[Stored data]
— start —

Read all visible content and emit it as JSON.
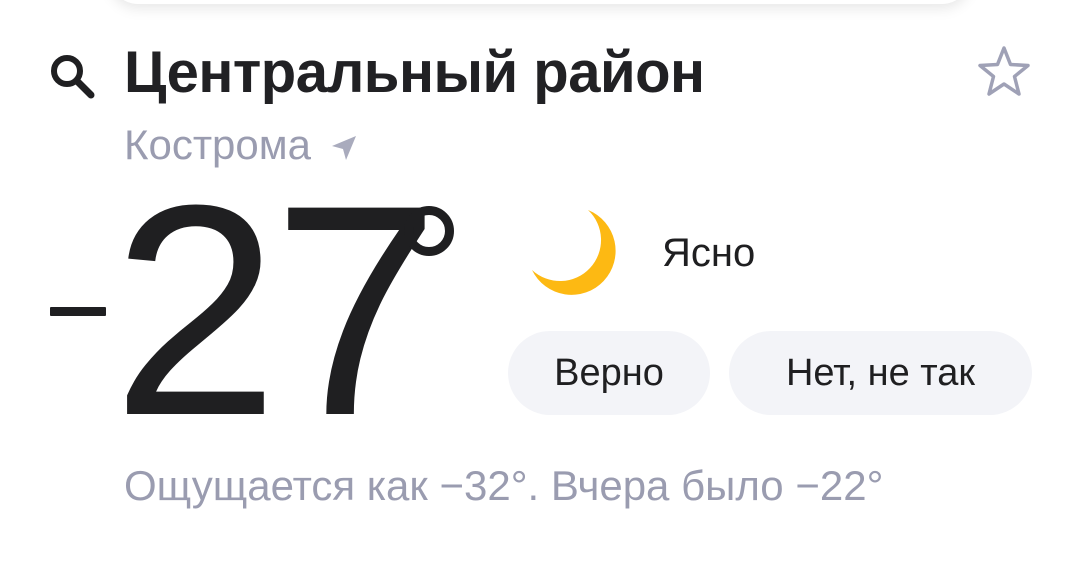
{
  "header": {
    "district": "Центральный район",
    "search_icon": "search-icon",
    "favorite_icon": "star-icon"
  },
  "location": {
    "city": "Кострома",
    "location_icon": "location-arrow-icon"
  },
  "weather": {
    "temperature_sign": "−",
    "temperature_value": "27",
    "degree_symbol": "°",
    "condition": "Ясно",
    "condition_icon": "moon-icon",
    "feels_like_text": "Ощущается как −32°. Вчера было −22°"
  },
  "feedback": {
    "correct_label": "Верно",
    "incorrect_label": "Нет, не так"
  },
  "colors": {
    "text_primary": "#1f1f21",
    "text_secondary": "#9a9cb0",
    "button_bg": "#f3f4f8",
    "moon": "#fdb913",
    "icon_outline": "#9fa1b6"
  }
}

— end —

§ Written instruction:
What is the number of lines in the data that hold the string "moon"? Answer with the number only.

§ The reply:
2